Problem details: Report the count of lines that carry the string "subtitle", and add nothing.

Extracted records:

## START

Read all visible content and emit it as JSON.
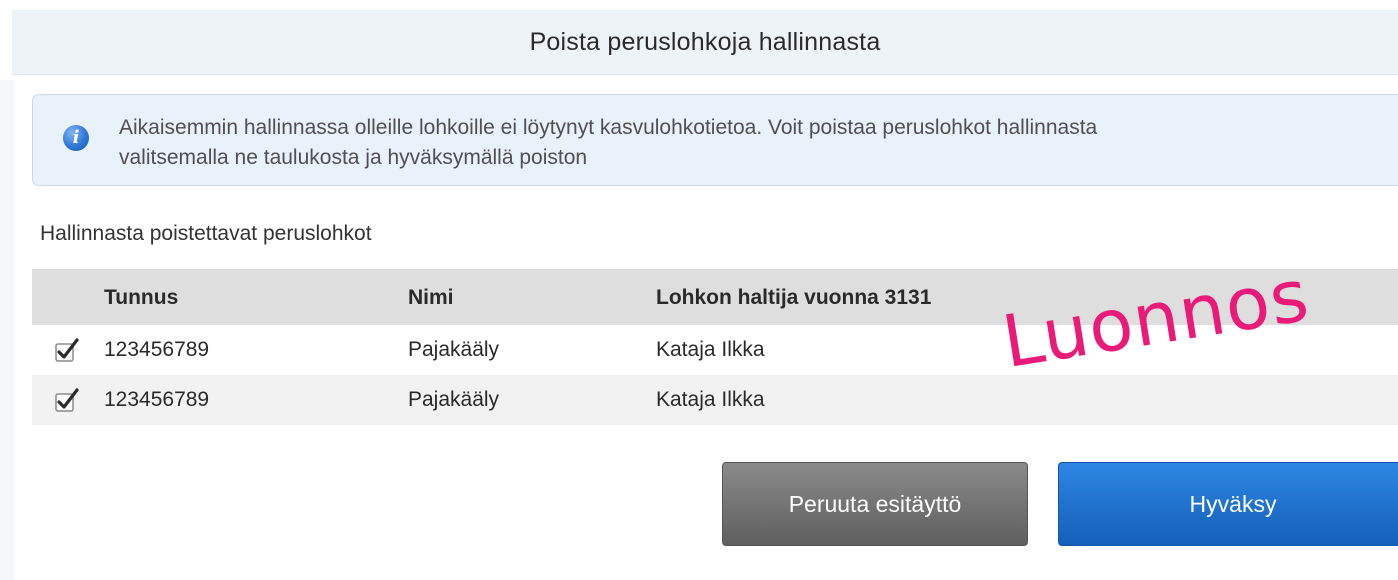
{
  "dialog": {
    "title": "Poista peruslohkoja hallinnasta"
  },
  "info": {
    "icon": "info-icon",
    "line1": "Aikaisemmin hallinnassa olleille lohkoille ei löytynyt kasvulohkotietoa. Voit poistaa peruslohkot hallinnasta",
    "line2": "valitsemalla ne taulukosta ja hyväksymällä poiston"
  },
  "section": {
    "label": "Hallinnasta poistettavat peruslohkot"
  },
  "table": {
    "columns": [
      "Tunnus",
      "Nimi",
      "Lohkon haltija vuonna 3131"
    ],
    "rows": [
      {
        "checked": true,
        "tunnus": "123456789",
        "nimi": "Pajakääly",
        "haltija": "Kataja Ilkka"
      },
      {
        "checked": true,
        "tunnus": "123456789",
        "nimi": "Pajakääly",
        "haltija": "Kataja Ilkka"
      }
    ]
  },
  "watermark": "Luonnos",
  "buttons": {
    "cancel": "Peruuta esitäyttö",
    "accept": "Hyväksy"
  },
  "colors": {
    "accent": "#1c6fd0",
    "watermark": "#ea1a78",
    "cancel_button": "#6f6f6f"
  }
}
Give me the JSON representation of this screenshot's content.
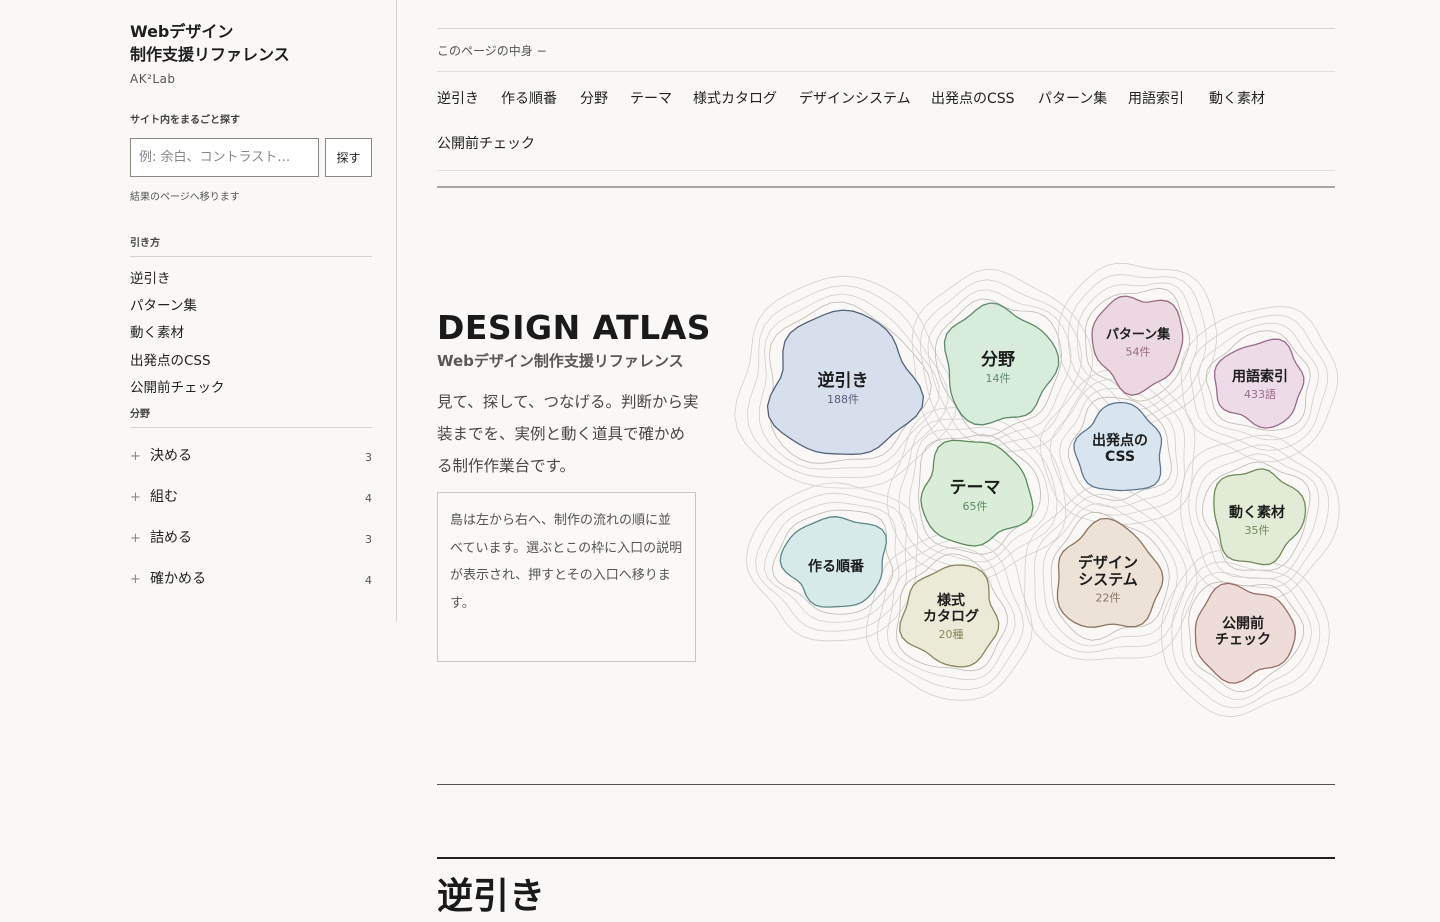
{
  "sidebar": {
    "title_line1": "Webデザイン",
    "title_line2": "制作支援リファレンス",
    "subtitle": "AK²Lab",
    "search": {
      "label": "サイト内をまるごと探す",
      "placeholder": "例: 余白、コントラスト…",
      "button": "探す",
      "hint": "結果のページへ移ります"
    },
    "how_heading": "引き方",
    "how_items": [
      "逆引き",
      "パターン集",
      "動く素材",
      "出発点のCSS",
      "公開前チェック"
    ],
    "field_heading": "分野",
    "field_items": [
      {
        "label": "決める",
        "count": "3"
      },
      {
        "label": "組む",
        "count": "4"
      },
      {
        "label": "詰める",
        "count": "3"
      },
      {
        "label": "確かめる",
        "count": "4"
      }
    ]
  },
  "toc": {
    "label": "このページの中身 −",
    "links": [
      "逆引き",
      "作る順番",
      "分野",
      "テーマ",
      "様式カタログ",
      "デザインシステム",
      "出発点のCSS",
      "パターン集",
      "用語索引",
      "動く素材",
      "公開前チェック"
    ]
  },
  "hero": {
    "title": "DESIGN ATLAS",
    "subtitle": "Webデザイン制作支援リファレンス",
    "text": "見て、探して、つなげる。判断から実装までを、実例と動く道具で確かめる制作作業台です。",
    "info": "島は左から右へ、制作の流れの順に並べています。選ぶとこの枠に入口の説明が表示され、押すとその入口へ移ります。"
  },
  "islands": [
    {
      "key": "reverse",
      "name": "逆引き",
      "count": "188件",
      "fill": "#d6dfeb",
      "stroke": "#55607a"
    },
    {
      "key": "field",
      "name": "分野",
      "count": "14件",
      "fill": "#d8ecdc",
      "stroke": "#5d8a6a"
    },
    {
      "key": "pattern",
      "name": "パターン集",
      "count": "54件",
      "fill": "#ecd8e1",
      "stroke": "#9a6a82"
    },
    {
      "key": "glossary",
      "name": "用語索引",
      "count": "433語",
      "fill": "#eddbe7",
      "stroke": "#9a6a8a"
    },
    {
      "key": "css",
      "name": "出発点の",
      "name2": "CSS",
      "count": "",
      "fill": "#d8e4ee",
      "stroke": "#5c7790"
    },
    {
      "key": "theme",
      "name": "テーマ",
      "count": "65件",
      "fill": "#d9edd9",
      "stroke": "#5c8a5c"
    },
    {
      "key": "motion",
      "name": "動く素材",
      "count": "35件",
      "fill": "#e1ebd5",
      "stroke": "#70895a"
    },
    {
      "key": "order",
      "name": "作る順番",
      "count": "",
      "fill": "#d6eae9",
      "stroke": "#5b8786"
    },
    {
      "key": "catalog",
      "name": "様式",
      "name2": "カタログ",
      "count": "20種",
      "fill": "#ebead6",
      "stroke": "#88855a"
    },
    {
      "key": "system",
      "name": "デザイン",
      "name2": "システム",
      "count": "22件",
      "fill": "#ece2d6",
      "stroke": "#8a7660"
    },
    {
      "key": "check",
      "name": "公開前",
      "name2": "チェック",
      "count": "",
      "fill": "#eddcd8",
      "stroke": "#9a6d66"
    }
  ],
  "section": {
    "title": "逆引き"
  }
}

## END

Answer to the task: 2